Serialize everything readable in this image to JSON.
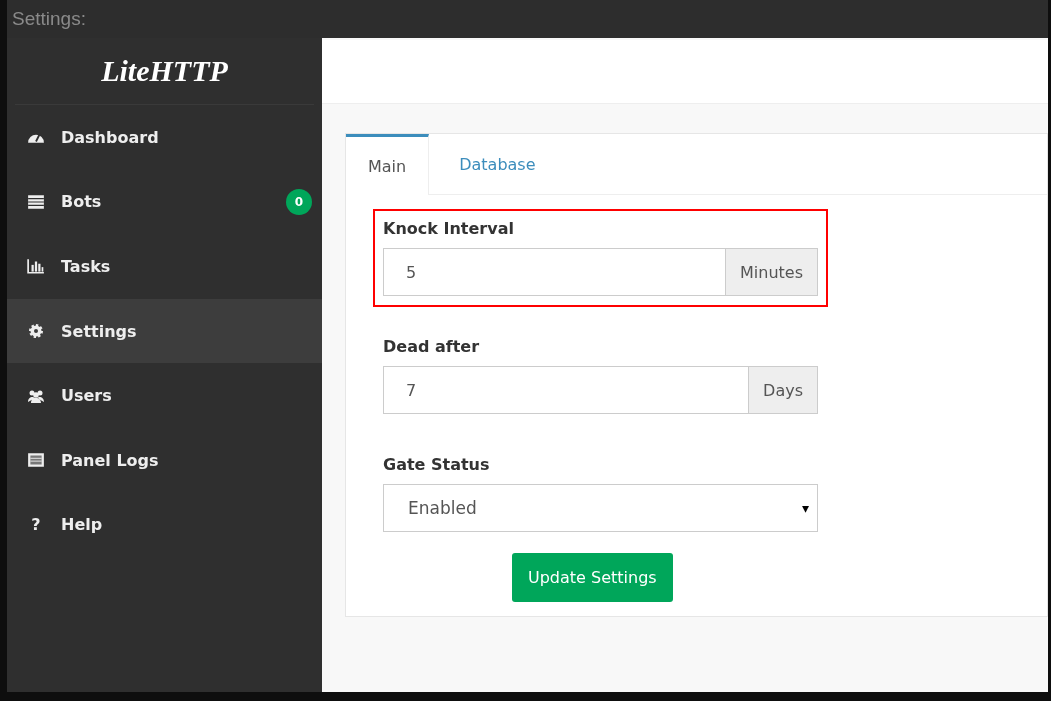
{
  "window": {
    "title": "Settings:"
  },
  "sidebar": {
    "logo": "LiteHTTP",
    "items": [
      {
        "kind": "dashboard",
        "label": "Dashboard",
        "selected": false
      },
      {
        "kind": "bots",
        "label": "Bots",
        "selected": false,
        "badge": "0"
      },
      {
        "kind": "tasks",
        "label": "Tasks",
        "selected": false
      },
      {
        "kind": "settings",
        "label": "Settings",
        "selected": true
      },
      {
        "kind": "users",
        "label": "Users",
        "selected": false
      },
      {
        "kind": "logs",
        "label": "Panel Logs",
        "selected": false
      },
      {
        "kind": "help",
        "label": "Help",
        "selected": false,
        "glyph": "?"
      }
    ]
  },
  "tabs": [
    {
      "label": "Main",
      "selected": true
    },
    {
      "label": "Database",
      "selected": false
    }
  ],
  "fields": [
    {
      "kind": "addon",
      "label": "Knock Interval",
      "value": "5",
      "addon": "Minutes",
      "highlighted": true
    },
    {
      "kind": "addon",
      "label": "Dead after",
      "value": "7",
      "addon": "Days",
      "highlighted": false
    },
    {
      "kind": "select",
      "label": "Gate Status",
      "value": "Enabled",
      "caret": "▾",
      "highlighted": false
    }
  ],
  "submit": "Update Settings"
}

■ ■ ■ ■ ■ ■ ■

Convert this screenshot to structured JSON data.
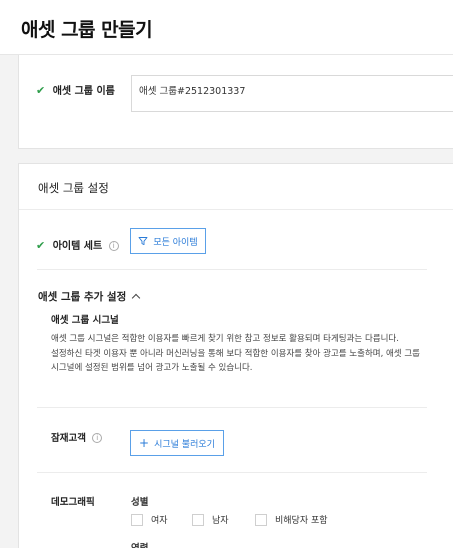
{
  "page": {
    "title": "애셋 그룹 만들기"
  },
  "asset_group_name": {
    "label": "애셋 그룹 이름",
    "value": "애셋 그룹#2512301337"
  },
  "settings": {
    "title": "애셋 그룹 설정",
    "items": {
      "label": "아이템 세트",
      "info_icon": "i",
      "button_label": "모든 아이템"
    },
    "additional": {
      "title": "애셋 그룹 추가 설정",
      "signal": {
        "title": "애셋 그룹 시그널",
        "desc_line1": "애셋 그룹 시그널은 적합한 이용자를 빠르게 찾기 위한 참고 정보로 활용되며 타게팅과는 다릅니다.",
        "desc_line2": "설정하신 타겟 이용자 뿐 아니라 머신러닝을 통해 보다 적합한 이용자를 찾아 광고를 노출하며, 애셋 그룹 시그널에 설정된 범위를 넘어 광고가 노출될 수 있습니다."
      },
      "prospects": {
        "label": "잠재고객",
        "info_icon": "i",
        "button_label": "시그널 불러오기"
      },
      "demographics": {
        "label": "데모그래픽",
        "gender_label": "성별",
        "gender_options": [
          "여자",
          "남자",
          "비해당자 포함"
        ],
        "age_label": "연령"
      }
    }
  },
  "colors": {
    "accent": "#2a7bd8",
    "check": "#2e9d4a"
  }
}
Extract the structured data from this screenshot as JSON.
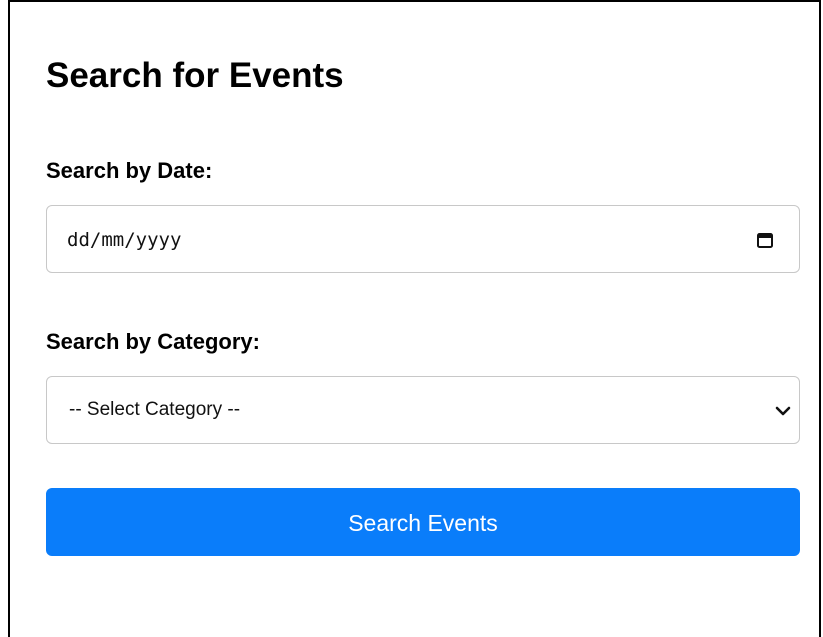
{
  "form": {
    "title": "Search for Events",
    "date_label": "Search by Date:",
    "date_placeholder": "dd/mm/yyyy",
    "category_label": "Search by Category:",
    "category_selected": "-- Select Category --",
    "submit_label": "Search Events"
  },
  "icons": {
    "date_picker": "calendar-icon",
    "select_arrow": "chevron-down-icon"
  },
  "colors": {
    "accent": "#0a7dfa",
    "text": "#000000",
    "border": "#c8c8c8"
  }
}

■ ■ ■ ■ ■ ■ ■

- **EXERCISE GOAL**
Pull out every line in the material above where "이용자를" occurs.

- **OUTPUT BELOW**
        "desc_line1": "애셋 그룹 시그널은 적합한 이용자를 빠르게 찾기 위한 참고 정보로 활용되며 타게팅과는 다릅니다.",
        "desc_line2": "설정하신 타겟 이용자 뿐 아니라 머신러닝을 통해 보다 적합한 이용자를 찾아 광고를 노출하며, 애셋 그룹 시그널에 설정된 범위를 넘어 광고가 노출될 수 있습니다."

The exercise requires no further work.